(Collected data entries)
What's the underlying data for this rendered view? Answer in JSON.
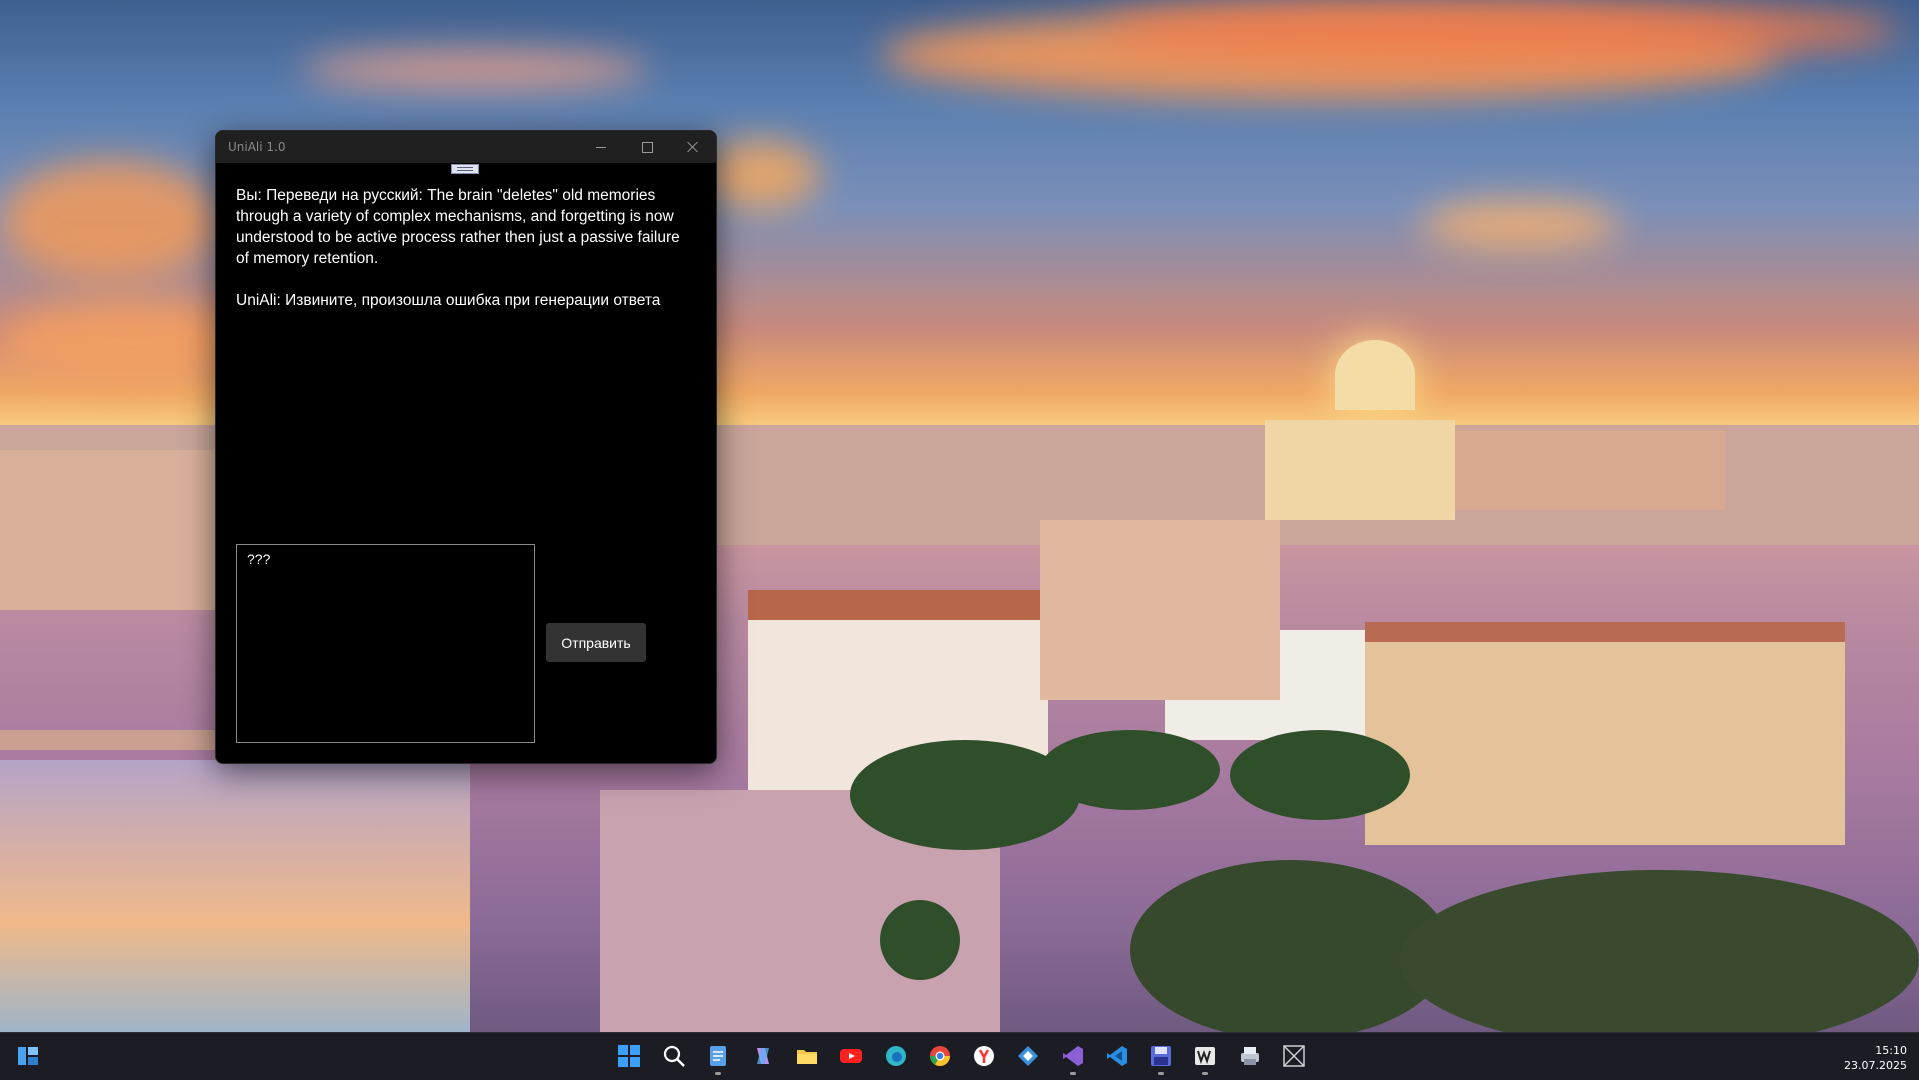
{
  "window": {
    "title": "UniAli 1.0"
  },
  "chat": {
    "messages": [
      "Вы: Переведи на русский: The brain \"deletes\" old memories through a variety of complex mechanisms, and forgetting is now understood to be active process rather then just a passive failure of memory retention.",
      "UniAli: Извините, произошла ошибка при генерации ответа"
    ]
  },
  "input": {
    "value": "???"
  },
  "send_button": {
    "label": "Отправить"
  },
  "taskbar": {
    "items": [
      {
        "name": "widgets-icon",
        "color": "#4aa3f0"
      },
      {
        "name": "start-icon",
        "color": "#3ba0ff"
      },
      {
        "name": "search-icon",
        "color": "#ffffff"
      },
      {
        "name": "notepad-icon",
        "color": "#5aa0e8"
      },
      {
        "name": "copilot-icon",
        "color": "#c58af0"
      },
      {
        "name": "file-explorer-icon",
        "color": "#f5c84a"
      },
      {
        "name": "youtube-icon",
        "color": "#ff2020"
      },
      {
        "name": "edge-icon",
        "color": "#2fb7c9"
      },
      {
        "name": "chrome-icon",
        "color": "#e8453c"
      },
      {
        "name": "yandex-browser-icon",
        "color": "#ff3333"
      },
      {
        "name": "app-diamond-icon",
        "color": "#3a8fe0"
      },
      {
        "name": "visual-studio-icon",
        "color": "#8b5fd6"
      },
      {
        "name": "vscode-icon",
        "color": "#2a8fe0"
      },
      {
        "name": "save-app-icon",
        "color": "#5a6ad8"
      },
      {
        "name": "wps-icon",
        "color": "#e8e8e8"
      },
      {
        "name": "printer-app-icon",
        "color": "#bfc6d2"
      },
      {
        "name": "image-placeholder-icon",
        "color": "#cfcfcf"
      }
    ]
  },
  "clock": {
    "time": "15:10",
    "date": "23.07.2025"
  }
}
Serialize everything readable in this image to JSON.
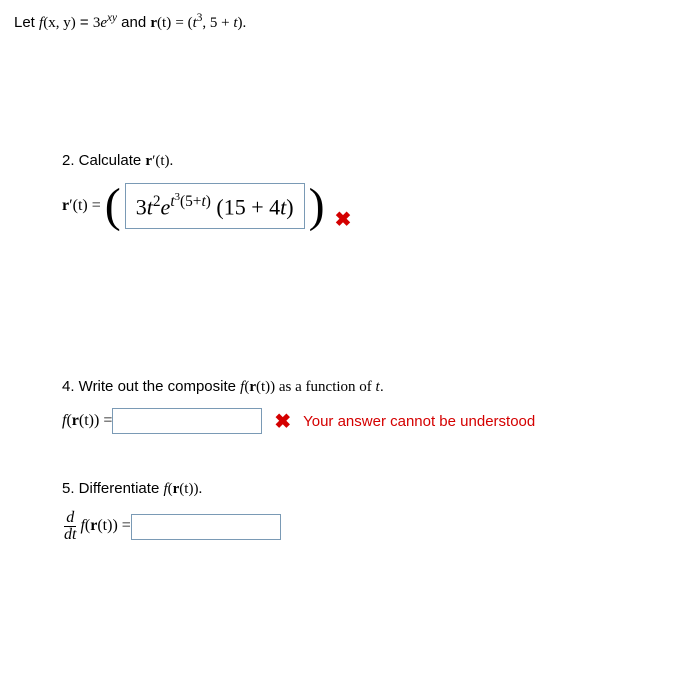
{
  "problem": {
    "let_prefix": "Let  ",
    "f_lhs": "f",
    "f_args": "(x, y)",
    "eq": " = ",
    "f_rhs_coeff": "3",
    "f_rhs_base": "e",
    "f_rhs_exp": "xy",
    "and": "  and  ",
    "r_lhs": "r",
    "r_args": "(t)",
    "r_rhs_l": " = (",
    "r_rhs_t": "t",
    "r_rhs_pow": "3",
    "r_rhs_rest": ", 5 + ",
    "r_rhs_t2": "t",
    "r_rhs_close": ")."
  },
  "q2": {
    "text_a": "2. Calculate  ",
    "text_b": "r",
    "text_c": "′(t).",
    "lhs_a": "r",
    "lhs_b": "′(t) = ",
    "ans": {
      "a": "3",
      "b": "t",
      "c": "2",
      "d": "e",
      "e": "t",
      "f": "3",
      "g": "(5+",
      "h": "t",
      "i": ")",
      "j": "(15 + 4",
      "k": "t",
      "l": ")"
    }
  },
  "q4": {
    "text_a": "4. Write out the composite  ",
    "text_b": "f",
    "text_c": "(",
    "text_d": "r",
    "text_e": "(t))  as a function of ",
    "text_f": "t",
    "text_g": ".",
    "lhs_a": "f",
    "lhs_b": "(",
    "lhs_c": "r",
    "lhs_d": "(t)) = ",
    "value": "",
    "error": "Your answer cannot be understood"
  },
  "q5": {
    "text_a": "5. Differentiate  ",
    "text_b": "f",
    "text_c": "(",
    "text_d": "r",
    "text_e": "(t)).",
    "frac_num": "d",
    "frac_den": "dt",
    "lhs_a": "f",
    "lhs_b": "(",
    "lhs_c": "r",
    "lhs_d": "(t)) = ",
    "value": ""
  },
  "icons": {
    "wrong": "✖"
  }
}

◆ **STATED EXERCISE**:
Write out again every line above exactly as given; the pictures do not belong in the copy.

◆ **RESPONSE TO THE EXERCISE**:
What's the underlying data for this rendered view? Answer in JSON.
{
  "window": {
    "title": "UniAli 1.0"
  },
  "chat": {
    "messages": [
      "Вы: Переведи на русский: The brain \"deletes\" old memories through a variety of complex mechanisms, and forgetting is now understood to be active process rather then just a passive failure of memory retention.",
      "UniAli: Извините, произошла ошибка при генерации ответа"
    ]
  },
  "input": {
    "value": "???"
  },
  "send_button": {
    "label": "Отправить"
  },
  "taskbar": {
    "items": [
      {
        "name": "widgets-icon",
        "color": "#4aa3f0"
      },
      {
        "name": "start-icon",
        "color": "#3ba0ff"
      },
      {
        "name": "search-icon",
        "color": "#ffffff"
      },
      {
        "name": "notepad-icon",
        "color": "#5aa0e8"
      },
      {
        "name": "copilot-icon",
        "color": "#c58af0"
      },
      {
        "name": "file-explorer-icon",
        "color": "#f5c84a"
      },
      {
        "name": "youtube-icon",
        "color": "#ff2020"
      },
      {
        "name": "edge-icon",
        "color": "#2fb7c9"
      },
      {
        "name": "chrome-icon",
        "color": "#e8453c"
      },
      {
        "name": "yandex-browser-icon",
        "color": "#ff3333"
      },
      {
        "name": "app-diamond-icon",
        "color": "#3a8fe0"
      },
      {
        "name": "visual-studio-icon",
        "color": "#8b5fd6"
      },
      {
        "name": "vscode-icon",
        "color": "#2a8fe0"
      },
      {
        "name": "save-app-icon",
        "color": "#5a6ad8"
      },
      {
        "name": "wps-icon",
        "color": "#e8e8e8"
      },
      {
        "name": "printer-app-icon",
        "color": "#bfc6d2"
      },
      {
        "name": "image-placeholder-icon",
        "color": "#cfcfcf"
      }
    ]
  },
  "clock": {
    "time": "15:10",
    "date": "23.07.2025"
  }
}
Serialize everything readable in this image to JSON.
{
  "problem": {
    "let_prefix": "Let  ",
    "f_lhs": "f",
    "f_args": "(x, y)",
    "eq": " = ",
    "f_rhs_coeff": "3",
    "f_rhs_base": "e",
    "f_rhs_exp": "xy",
    "and": "  and  ",
    "r_lhs": "r",
    "r_args": "(t)",
    "r_rhs_l": " = (",
    "r_rhs_t": "t",
    "r_rhs_pow": "3",
    "r_rhs_rest": ", 5 + ",
    "r_rhs_t2": "t",
    "r_rhs_close": ")."
  },
  "q2": {
    "text_a": "2. Calculate  ",
    "text_b": "r",
    "text_c": "′(t).",
    "lhs_a": "r",
    "lhs_b": "′(t) = ",
    "ans": {
      "a": "3",
      "b": "t",
      "c": "2",
      "d": "e",
      "e": "t",
      "f": "3",
      "g": "(5+",
      "h": "t",
      "i": ")",
      "j": "(15 + 4",
      "k": "t",
      "l": ")"
    }
  },
  "q4": {
    "text_a": "4. Write out the composite  ",
    "text_b": "f",
    "text_c": "(",
    "text_d": "r",
    "text_e": "(t))  as a function of ",
    "text_f": "t",
    "text_g": ".",
    "lhs_a": "f",
    "lhs_b": "(",
    "lhs_c": "r",
    "lhs_d": "(t)) = ",
    "value": "",
    "error": "Your answer cannot be understood"
  },
  "q5": {
    "text_a": "5. Differentiate  ",
    "text_b": "f",
    "text_c": "(",
    "text_d": "r",
    "text_e": "(t)).",
    "frac_num": "d",
    "frac_den": "dt",
    "lhs_a": "f",
    "lhs_b": "(",
    "lhs_c": "r",
    "lhs_d": "(t)) = ",
    "value": ""
  },
  "icons": {
    "wrong": "✖"
  }
}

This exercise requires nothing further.